Report how many lines contain "Salvar". Give the number and nothing else.

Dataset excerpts
============
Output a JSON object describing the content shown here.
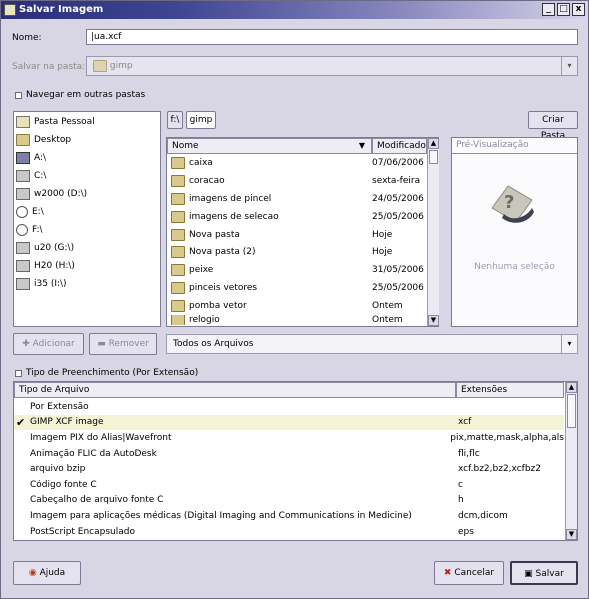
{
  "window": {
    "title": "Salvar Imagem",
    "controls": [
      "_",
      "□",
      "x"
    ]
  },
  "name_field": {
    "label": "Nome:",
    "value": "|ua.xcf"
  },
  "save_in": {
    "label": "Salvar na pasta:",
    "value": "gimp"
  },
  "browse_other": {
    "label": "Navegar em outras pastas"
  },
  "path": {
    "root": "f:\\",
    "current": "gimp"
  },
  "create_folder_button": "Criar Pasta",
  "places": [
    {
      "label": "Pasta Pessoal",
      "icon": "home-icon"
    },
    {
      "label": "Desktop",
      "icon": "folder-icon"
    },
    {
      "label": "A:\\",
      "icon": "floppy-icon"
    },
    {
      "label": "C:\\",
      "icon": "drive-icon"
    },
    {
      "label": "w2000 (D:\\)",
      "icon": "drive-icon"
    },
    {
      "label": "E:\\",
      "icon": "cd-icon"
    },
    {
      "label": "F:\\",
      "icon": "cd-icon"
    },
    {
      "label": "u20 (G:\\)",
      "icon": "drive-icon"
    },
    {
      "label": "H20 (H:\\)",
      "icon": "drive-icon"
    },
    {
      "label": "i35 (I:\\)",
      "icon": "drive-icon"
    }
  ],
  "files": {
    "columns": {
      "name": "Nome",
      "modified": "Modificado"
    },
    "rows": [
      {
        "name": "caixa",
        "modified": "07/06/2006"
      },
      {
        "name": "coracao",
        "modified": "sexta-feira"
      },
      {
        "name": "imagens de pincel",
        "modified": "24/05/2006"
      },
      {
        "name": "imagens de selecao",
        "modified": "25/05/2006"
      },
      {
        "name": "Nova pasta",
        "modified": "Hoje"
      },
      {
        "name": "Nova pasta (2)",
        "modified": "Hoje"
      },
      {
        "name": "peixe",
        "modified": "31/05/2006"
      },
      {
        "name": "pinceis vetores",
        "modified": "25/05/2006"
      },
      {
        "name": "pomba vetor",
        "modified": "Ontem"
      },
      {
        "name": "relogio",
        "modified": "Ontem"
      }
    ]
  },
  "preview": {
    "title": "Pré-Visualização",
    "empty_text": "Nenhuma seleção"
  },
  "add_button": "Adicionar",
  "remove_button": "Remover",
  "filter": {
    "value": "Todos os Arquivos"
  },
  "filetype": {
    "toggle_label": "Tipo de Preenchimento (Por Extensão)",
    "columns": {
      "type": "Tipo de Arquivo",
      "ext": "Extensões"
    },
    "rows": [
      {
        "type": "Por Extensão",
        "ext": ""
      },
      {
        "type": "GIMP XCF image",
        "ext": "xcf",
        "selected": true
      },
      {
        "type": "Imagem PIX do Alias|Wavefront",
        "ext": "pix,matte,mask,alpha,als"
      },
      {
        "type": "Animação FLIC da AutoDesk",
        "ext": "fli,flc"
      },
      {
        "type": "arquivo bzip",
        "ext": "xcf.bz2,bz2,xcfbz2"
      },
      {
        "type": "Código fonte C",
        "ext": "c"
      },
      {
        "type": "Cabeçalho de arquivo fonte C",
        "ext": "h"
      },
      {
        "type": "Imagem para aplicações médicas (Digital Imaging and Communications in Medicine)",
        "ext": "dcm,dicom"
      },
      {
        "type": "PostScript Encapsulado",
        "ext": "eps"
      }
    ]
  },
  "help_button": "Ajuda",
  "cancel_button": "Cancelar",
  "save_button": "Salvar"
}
============
• _The output_
3